■ **PROBLEM DETAILS**: Entries follow. Set all of them down as they stand.

----------------

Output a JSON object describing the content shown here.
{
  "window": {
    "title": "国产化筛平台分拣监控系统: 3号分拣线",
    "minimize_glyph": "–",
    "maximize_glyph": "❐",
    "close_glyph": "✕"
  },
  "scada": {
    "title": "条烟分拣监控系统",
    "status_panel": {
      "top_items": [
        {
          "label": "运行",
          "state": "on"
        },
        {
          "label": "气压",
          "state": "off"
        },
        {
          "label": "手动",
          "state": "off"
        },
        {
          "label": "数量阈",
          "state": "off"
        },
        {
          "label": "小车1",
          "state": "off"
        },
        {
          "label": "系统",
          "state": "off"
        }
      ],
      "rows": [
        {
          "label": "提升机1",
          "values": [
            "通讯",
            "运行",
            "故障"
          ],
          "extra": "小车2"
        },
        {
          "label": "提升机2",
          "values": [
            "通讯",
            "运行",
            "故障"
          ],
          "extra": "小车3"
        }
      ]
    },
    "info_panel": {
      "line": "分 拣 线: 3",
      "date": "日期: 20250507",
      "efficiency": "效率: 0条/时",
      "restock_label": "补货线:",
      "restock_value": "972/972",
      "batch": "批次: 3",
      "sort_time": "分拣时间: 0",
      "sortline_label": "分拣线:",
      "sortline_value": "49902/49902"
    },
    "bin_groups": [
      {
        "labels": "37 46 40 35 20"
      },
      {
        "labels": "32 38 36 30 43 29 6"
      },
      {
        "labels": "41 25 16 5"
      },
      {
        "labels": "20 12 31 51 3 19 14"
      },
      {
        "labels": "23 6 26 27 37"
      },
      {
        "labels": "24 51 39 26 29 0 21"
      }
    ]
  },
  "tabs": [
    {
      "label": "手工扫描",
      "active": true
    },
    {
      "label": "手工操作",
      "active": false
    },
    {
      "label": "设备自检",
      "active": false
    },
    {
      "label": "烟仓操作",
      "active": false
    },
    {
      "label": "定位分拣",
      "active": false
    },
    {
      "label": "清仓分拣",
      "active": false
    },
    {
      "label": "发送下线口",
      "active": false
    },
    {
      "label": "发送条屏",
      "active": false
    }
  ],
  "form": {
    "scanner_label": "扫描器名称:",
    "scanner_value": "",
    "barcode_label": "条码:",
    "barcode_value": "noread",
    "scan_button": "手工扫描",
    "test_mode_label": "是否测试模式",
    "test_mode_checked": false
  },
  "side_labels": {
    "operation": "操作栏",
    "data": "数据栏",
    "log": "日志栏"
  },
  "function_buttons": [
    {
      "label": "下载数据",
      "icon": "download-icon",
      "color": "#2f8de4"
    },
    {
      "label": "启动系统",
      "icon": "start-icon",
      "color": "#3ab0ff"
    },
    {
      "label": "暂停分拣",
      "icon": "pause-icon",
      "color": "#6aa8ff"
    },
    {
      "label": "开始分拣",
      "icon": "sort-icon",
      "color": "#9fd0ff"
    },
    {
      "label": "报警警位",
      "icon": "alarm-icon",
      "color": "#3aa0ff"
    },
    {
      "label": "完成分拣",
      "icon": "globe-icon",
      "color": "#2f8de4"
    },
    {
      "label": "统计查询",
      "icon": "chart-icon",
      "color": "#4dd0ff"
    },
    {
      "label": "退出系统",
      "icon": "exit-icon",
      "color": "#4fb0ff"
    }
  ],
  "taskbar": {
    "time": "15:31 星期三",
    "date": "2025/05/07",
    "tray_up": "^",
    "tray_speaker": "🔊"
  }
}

----------------

■ **ANSWER TO THE EXERCISE**:
Output a JSON object describing the content shown here.
{
  "window": {
    "title": "国产化筛平台分拣监控系统: 3号分拣线",
    "minimize_glyph": "–",
    "maximize_glyph": "❐",
    "close_glyph": "✕"
  },
  "scada": {
    "title": "条烟分拣监控系统",
    "status_panel": {
      "top_items": [
        {
          "label": "运行",
          "state": "on"
        },
        {
          "label": "气压",
          "state": "off"
        },
        {
          "label": "手动",
          "state": "off"
        },
        {
          "label": "数量阈",
          "state": "off"
        },
        {
          "label": "小车1",
          "state": "off"
        },
        {
          "label": "系统",
          "state": "off"
        }
      ],
      "rows": [
        {
          "label": "提升机1",
          "values": [
            "通讯",
            "运行",
            "故障"
          ],
          "extra": "小车2"
        },
        {
          "label": "提升机2",
          "values": [
            "通讯",
            "运行",
            "故障"
          ],
          "extra": "小车3"
        }
      ]
    },
    "info_panel": {
      "line": "分 拣 线: 3",
      "date": "日期: 20250507",
      "efficiency": "效率: 0条/时",
      "restock_label": "补货线:",
      "restock_value": "972/972",
      "batch": "批次: 3",
      "sort_time": "分拣时间: 0",
      "sortline_label": "分拣线:",
      "sortline_value": "49902/49902"
    },
    "bin_groups": [
      {
        "labels": "37 46 40 35 20"
      },
      {
        "labels": "32 38 36 30 43 29 6"
      },
      {
        "labels": "41 25 16 5"
      },
      {
        "labels": "20 12 31 51 3 19 14"
      },
      {
        "labels": "23 6 26 27 37"
      },
      {
        "labels": "24 51 39 26 29 0 21"
      }
    ]
  },
  "tabs": [
    {
      "label": "手工扫描",
      "active": true
    },
    {
      "label": "手工操作",
      "active": false
    },
    {
      "label": "设备自检",
      "active": false
    },
    {
      "label": "烟仓操作",
      "active": false
    },
    {
      "label": "定位分拣",
      "active": false
    },
    {
      "label": "清仓分拣",
      "active": false
    },
    {
      "label": "发送下线口",
      "active": false
    },
    {
      "label": "发送条屏",
      "active": false
    }
  ],
  "form": {
    "scanner_label": "扫描器名称:",
    "scanner_value": "",
    "barcode_label": "条码:",
    "barcode_value": "noread",
    "scan_button": "手工扫描",
    "test_mode_label": "是否测试模式",
    "test_mode_checked": false
  },
  "side_labels": {
    "operation": "操作栏",
    "data": "数据栏",
    "log": "日志栏"
  },
  "function_buttons": [
    {
      "label": "下载数据",
      "icon": "download-icon",
      "color": "#2f8de4"
    },
    {
      "label": "启动系统",
      "icon": "start-icon",
      "color": "#3ab0ff"
    },
    {
      "label": "暂停分拣",
      "icon": "pause-icon",
      "color": "#6aa8ff"
    },
    {
      "label": "开始分拣",
      "icon": "sort-icon",
      "color": "#9fd0ff"
    },
    {
      "label": "报警警位",
      "icon": "alarm-icon",
      "color": "#3aa0ff"
    },
    {
      "label": "完成分拣",
      "icon": "globe-icon",
      "color": "#2f8de4"
    },
    {
      "label": "统计查询",
      "icon": "chart-icon",
      "color": "#4dd0ff"
    },
    {
      "label": "退出系统",
      "icon": "exit-icon",
      "color": "#4fb0ff"
    }
  ],
  "taskbar": {
    "time": "15:31 星期三",
    "date": "2025/05/07",
    "tray_up": "^",
    "tray_speaker": "🔊"
  }
}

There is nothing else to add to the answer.